++++ RECORDS TO PROCESS ++++
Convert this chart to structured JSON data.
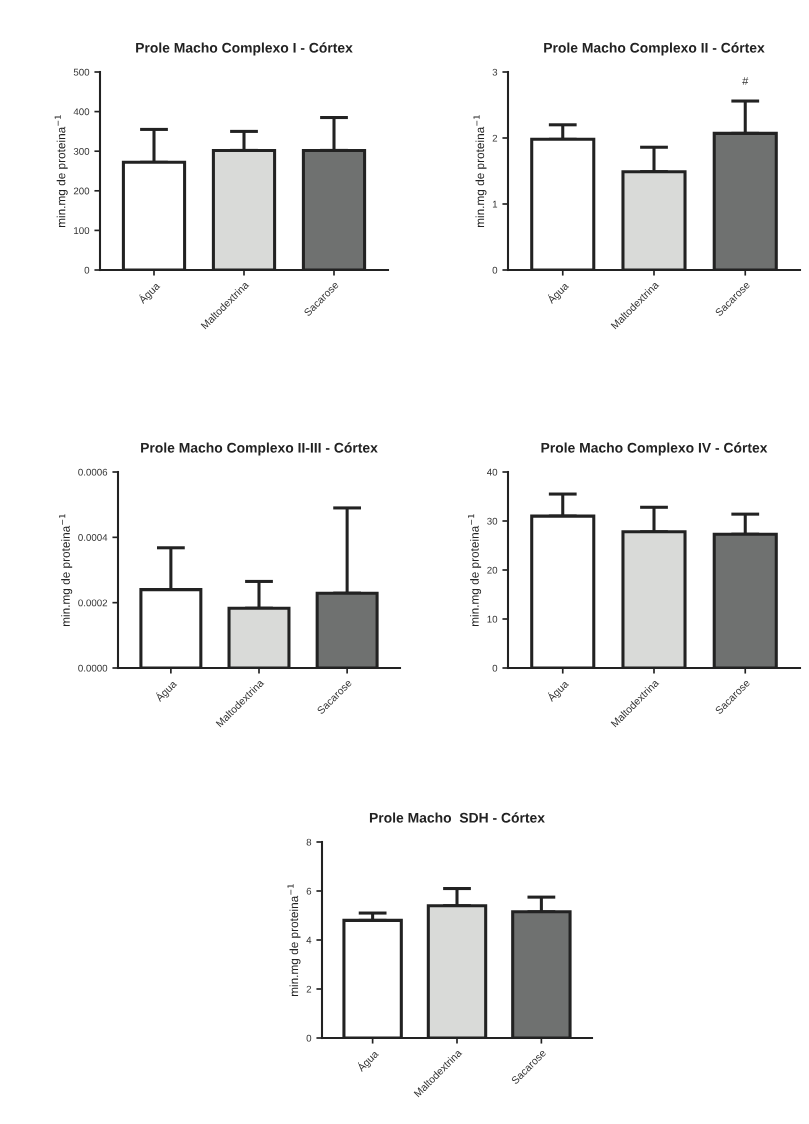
{
  "chart_data": [
    {
      "type": "bar",
      "title": "Prole Macho Complexo I - Córtex",
      "ylabel": "min.mg de proteina$^{−1}$",
      "categories": [
        "Água",
        "Maltodextrina",
        "Sacarose"
      ],
      "values": [
        272,
        302,
        302
      ],
      "colors": [
        "#ffffff",
        "#d9dad8",
        "#6f7170"
      ],
      "errors": [
        [
          272,
          355
        ],
        [
          302,
          350
        ],
        [
          302,
          385
        ]
      ],
      "ylim": [
        0,
        500
      ],
      "yticks": [
        0,
        100,
        200,
        300,
        400,
        500
      ],
      "grid": false,
      "legend": false
    },
    {
      "type": "bar",
      "title": "Prole Macho Complexo II - Córtex",
      "ylabel": "min.mg de proteina$^{−1}$",
      "categories": [
        "Água",
        "Maltodextrina",
        "Sacarose"
      ],
      "values": [
        1.98,
        1.49,
        2.07
      ],
      "colors": [
        "#ffffff",
        "#d9dad8",
        "#6f7170"
      ],
      "errors": [
        [
          1.98,
          2.2
        ],
        [
          1.49,
          1.86
        ],
        [
          2.07,
          2.56
        ]
      ],
      "ylim": [
        0,
        3
      ],
      "yticks": [
        0,
        1,
        2,
        3
      ],
      "annotations": [
        "#"
      ],
      "grid": false,
      "legend": false
    },
    {
      "type": "bar",
      "title": "Prole Macho Complexo II-III - Córtex",
      "ylabel": "min.mg de proteina$^{−1}$",
      "categories": [
        "Água",
        "Maltodextrina",
        "Sacarose"
      ],
      "values": [
        0.00024,
        0.000183,
        0.000229
      ],
      "colors": [
        "#ffffff",
        "#d9dad8",
        "#6f7170"
      ],
      "errors": [
        [
          0.00024,
          0.000368
        ],
        [
          0.000183,
          0.000265
        ],
        [
          0.000229,
          0.00049
        ]
      ],
      "ylim": [
        0,
        0.0006
      ],
      "yticks": [
        {
          "value": 0,
          "label": "0.0000"
        },
        {
          "value": 0.0002,
          "label": "0.0002"
        },
        {
          "value": 0.0004,
          "label": "0.0004"
        },
        {
          "value": 0.0006,
          "label": "0.0006"
        }
      ],
      "grid": false,
      "legend": false
    },
    {
      "type": "bar",
      "title": "Prole Macho Complexo IV - Córtex",
      "ylabel": "min.mg de proteina$^{−1}$",
      "categories": [
        "Água",
        "Maltodextrina",
        "Sacarose"
      ],
      "values": [
        31,
        27.8,
        27.3
      ],
      "colors": [
        "#ffffff",
        "#d9dad8",
        "#6f7170"
      ],
      "errors": [
        [
          31,
          35.5
        ],
        [
          27.8,
          32.8
        ],
        [
          27.3,
          31.4
        ]
      ],
      "ylim": [
        0,
        40
      ],
      "yticks": [
        0,
        10,
        20,
        30,
        40
      ],
      "grid": false,
      "legend": false
    },
    {
      "type": "bar",
      "title": "Prole Macho  SDH - Córtex",
      "ylabel": "min.mg de proteina$^{−1}$",
      "categories": [
        "Água",
        "Maltodextrina",
        "Sacarose"
      ],
      "values": [
        4.8,
        5.4,
        5.15
      ],
      "colors": [
        "#ffffff",
        "#d9dad8",
        "#6f7170"
      ],
      "errors": [
        [
          4.8,
          5.1
        ],
        [
          5.4,
          6.1
        ],
        [
          5.15,
          5.75
        ]
      ],
      "ylim": [
        0,
        8
      ],
      "yticks": [
        0,
        2,
        4,
        6,
        8
      ],
      "grid": false,
      "legend": false
    }
  ]
}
++++
EXERCISE REQUIREMENTS: Check each line of the listing for the word "Complexo" and state how many lines contain it, with no other words.

ANSWER SPACE: 4